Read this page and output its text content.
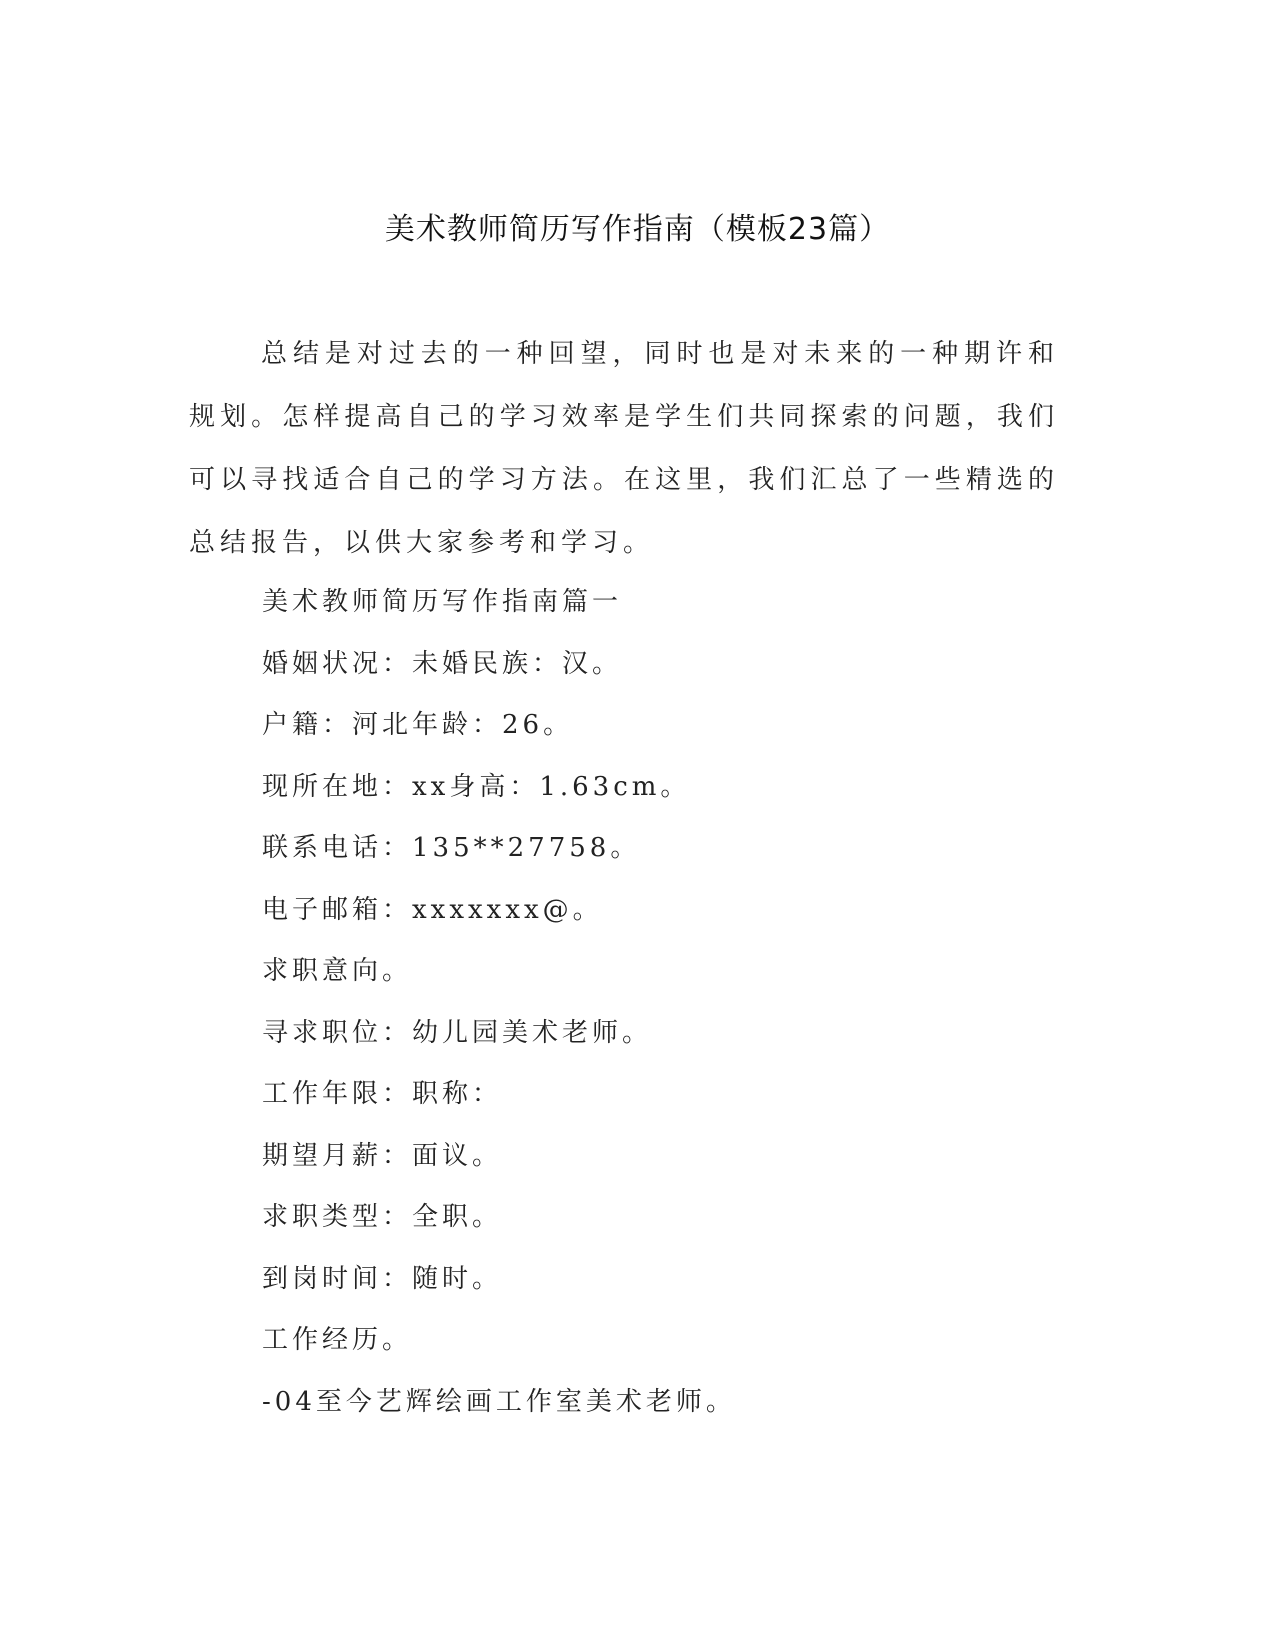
美术教师简历写作指南（模板23篇）

总结是对过去的一种回望，同时也是对未来的一种期许和规划。怎样提高自己的学习效率是学生们共同探索的问题，我们可以寻找适合自己的学习方法。在这里，我们汇总了一些精选的总结报告，以供大家参考和学习。

美术教师简历写作指南篇一
婚姻状况：未婚民族：汉。
户籍：河北年龄：26。
现所在地：xx身高：1.63cm。
联系电话：135**27758。
电子邮箱：xxxxxxx@。
求职意向。
寻求职位：幼儿园美术老师。
工作年限：职称：
期望月薪：面议。
求职类型：全职。
到岗时间：随时。
工作经历。
-04至今艺辉绘画工作室美术老师。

> _THE TASK_
The entries above should be reproduced exactly, without their pictures.

> _ANSWER TO THIS PROBLEM_
Read this page and output its text content.
美术教师简历写作指南（模板23篇）

总结是对过去的一种回望，同时也是对未来的一种期许和规划。怎样提高自己的学习效率是学生们共同探索的问题，我们可以寻找适合自己的学习方法。在这里，我们汇总了一些精选的总结报告，以供大家参考和学习。

美术教师简历写作指南篇一
婚姻状况：未婚民族：汉。
户籍：河北年龄：26。
现所在地：xx身高：1.63cm。
联系电话：135**27758。
电子邮箱：xxxxxxx@。
求职意向。
寻求职位：幼儿园美术老师。
工作年限：职称：
期望月薪：面议。
求职类型：全职。
到岗时间：随时。
工作经历。
-04至今艺辉绘画工作室美术老师。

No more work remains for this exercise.